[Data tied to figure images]
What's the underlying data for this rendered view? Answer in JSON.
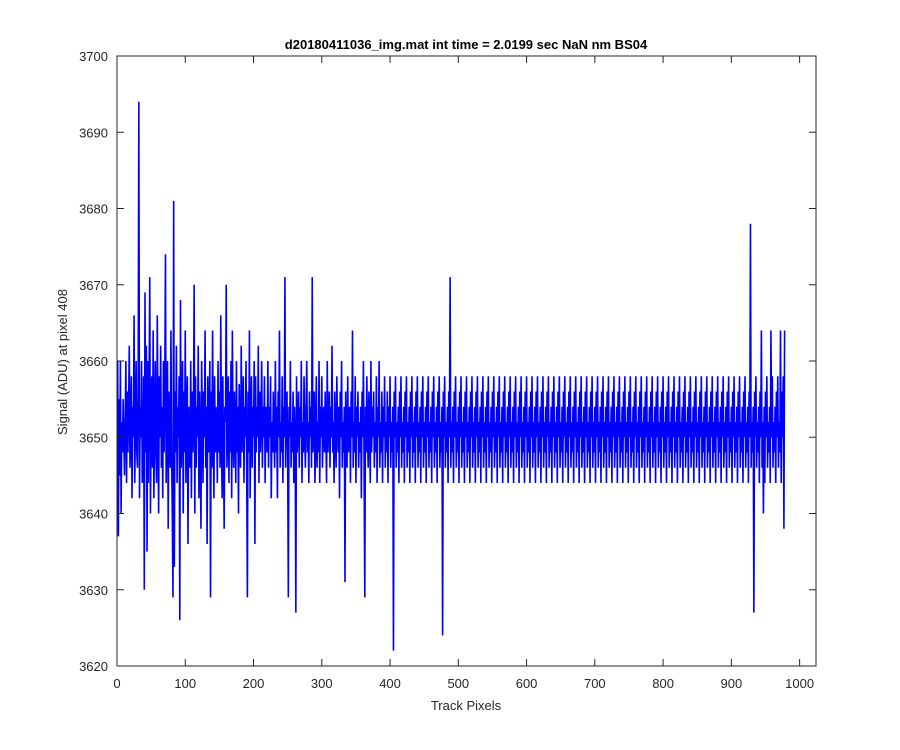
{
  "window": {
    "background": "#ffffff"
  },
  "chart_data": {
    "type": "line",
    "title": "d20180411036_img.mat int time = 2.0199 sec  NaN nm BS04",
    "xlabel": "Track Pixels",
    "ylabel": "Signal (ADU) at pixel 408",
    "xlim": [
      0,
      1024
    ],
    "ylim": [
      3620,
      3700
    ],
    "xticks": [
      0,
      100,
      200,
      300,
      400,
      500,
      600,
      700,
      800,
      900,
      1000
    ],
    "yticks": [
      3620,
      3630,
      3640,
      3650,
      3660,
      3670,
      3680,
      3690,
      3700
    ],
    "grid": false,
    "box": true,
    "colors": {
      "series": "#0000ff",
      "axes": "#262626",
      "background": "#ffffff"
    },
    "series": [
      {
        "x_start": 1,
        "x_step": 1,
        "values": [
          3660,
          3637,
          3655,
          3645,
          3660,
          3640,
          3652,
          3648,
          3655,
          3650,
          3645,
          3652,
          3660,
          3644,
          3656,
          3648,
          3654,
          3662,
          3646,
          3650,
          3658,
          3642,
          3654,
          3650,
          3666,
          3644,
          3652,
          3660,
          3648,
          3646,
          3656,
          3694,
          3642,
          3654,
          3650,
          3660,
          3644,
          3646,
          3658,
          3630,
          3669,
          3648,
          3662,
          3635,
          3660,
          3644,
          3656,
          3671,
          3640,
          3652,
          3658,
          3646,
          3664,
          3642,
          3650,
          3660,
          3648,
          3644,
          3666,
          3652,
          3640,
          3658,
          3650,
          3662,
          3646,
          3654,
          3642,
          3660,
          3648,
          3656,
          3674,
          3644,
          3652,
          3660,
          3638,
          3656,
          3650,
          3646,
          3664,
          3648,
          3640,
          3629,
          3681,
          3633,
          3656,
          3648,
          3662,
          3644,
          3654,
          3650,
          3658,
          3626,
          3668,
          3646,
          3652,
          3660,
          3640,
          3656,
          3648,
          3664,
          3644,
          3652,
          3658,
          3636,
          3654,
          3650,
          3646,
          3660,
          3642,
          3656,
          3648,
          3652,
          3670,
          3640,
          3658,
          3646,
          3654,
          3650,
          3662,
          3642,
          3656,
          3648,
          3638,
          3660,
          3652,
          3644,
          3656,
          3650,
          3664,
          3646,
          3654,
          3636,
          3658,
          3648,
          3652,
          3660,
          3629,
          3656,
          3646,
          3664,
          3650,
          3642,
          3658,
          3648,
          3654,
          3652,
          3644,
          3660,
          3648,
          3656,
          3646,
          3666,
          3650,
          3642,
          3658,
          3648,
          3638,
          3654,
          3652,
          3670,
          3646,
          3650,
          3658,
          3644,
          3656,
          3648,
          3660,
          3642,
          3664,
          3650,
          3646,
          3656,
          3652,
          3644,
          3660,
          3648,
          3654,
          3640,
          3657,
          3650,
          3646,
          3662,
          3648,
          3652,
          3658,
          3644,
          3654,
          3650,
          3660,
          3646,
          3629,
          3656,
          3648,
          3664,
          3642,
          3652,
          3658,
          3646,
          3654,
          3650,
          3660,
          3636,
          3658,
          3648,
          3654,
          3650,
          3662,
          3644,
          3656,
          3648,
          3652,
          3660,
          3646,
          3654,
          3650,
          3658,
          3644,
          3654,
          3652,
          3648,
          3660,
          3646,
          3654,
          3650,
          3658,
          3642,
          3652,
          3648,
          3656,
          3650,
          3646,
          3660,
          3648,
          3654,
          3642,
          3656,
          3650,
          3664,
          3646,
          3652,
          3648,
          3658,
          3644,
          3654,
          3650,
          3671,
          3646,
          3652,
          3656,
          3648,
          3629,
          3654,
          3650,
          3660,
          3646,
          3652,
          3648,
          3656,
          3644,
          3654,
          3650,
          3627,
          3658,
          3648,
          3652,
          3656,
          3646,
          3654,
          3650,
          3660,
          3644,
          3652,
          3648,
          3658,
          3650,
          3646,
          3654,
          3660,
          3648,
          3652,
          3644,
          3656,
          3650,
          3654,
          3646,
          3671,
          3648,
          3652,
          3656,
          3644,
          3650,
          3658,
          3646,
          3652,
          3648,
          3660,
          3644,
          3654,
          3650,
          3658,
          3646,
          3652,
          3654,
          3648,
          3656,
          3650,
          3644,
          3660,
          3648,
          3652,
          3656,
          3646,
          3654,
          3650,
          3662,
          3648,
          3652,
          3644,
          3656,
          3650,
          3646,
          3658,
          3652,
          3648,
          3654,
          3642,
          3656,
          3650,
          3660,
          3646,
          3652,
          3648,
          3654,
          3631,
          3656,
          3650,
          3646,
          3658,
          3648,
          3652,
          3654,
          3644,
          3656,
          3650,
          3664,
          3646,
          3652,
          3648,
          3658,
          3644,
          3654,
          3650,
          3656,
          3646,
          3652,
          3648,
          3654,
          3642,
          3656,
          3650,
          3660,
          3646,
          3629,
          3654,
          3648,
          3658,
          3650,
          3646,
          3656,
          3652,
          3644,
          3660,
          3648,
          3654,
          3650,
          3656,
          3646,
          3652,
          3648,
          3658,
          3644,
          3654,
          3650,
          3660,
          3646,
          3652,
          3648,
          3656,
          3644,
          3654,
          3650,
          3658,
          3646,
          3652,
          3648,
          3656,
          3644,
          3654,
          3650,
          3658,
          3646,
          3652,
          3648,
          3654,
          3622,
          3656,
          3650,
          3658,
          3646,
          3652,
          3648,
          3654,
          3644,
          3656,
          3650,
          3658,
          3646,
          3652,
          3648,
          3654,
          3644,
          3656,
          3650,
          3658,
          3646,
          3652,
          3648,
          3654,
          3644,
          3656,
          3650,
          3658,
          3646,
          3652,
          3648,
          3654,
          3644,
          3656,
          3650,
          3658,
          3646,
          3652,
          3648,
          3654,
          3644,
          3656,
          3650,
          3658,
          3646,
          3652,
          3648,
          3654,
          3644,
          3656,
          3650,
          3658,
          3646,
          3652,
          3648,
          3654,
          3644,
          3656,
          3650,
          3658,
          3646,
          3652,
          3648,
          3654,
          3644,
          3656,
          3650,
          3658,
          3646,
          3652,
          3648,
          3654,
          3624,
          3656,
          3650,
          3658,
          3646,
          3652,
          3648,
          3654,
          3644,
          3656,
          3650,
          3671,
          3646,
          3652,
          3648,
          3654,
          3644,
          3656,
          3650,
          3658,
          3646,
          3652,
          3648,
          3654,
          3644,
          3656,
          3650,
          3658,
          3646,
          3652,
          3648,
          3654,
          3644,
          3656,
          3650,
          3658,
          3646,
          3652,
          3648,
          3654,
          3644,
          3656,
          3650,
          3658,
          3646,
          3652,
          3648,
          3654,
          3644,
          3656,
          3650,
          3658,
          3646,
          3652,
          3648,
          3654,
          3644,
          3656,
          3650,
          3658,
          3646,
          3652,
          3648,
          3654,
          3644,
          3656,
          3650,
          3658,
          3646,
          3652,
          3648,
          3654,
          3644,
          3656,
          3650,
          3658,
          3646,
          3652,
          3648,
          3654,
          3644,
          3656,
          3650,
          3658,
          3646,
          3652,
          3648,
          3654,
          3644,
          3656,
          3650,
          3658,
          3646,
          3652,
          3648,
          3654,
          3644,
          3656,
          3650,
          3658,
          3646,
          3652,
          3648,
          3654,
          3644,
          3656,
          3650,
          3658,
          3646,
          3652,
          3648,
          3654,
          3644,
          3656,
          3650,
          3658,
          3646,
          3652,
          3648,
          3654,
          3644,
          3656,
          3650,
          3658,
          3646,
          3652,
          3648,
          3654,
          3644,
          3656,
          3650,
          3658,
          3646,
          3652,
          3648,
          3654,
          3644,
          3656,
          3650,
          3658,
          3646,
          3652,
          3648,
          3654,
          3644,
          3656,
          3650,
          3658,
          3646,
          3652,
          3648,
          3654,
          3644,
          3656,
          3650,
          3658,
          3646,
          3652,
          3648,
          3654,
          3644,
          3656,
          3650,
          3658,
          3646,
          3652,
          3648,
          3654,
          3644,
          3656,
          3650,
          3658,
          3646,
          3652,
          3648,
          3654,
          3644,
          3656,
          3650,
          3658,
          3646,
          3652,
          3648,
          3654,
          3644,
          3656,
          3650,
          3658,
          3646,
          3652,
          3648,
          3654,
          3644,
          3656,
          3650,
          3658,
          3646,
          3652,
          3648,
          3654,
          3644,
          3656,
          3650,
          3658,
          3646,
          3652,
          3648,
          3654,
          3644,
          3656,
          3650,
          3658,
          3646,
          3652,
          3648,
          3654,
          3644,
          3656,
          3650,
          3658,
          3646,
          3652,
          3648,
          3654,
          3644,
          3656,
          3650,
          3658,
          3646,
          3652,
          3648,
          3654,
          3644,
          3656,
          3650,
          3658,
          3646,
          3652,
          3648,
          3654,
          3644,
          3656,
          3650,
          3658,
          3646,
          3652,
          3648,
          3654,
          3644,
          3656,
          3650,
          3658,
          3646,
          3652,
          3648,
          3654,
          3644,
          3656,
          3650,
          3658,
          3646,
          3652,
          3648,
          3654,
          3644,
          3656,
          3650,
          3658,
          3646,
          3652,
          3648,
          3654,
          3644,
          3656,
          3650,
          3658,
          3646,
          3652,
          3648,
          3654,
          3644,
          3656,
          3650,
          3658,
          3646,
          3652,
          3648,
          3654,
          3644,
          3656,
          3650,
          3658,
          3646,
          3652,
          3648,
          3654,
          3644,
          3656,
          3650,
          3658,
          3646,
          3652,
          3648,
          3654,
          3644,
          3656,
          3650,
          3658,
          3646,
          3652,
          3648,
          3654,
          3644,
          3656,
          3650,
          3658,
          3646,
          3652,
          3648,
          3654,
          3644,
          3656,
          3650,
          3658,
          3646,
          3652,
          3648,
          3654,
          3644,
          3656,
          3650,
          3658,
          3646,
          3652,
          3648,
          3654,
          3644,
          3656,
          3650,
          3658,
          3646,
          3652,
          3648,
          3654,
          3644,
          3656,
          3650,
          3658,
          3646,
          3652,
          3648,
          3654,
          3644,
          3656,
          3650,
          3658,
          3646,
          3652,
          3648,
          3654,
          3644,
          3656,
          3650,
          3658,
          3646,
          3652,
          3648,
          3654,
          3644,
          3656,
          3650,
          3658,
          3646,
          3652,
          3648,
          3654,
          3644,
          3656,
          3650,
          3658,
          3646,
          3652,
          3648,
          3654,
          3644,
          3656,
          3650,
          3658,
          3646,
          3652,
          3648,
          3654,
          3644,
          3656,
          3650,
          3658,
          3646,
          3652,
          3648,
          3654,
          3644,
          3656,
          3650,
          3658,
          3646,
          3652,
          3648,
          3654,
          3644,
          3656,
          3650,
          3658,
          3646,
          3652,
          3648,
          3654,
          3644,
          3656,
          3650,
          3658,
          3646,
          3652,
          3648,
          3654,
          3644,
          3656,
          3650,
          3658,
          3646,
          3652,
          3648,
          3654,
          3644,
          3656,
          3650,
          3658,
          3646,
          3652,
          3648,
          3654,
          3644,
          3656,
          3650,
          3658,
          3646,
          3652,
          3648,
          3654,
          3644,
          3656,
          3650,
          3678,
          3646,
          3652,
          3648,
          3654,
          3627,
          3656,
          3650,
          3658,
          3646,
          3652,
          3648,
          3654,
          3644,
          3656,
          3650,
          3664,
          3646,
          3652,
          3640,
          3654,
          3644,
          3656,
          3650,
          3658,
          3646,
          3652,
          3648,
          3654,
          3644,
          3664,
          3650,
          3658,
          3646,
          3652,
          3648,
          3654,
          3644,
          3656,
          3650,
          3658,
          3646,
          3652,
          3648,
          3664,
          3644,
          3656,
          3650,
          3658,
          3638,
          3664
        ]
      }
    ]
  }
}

GIVEN PROBLEM:
Search the preceding listing for "ffffff" and extract every line where it is found.

FULL ANSWER:
    "background": "#ffffff"
      "background": "#ffffff"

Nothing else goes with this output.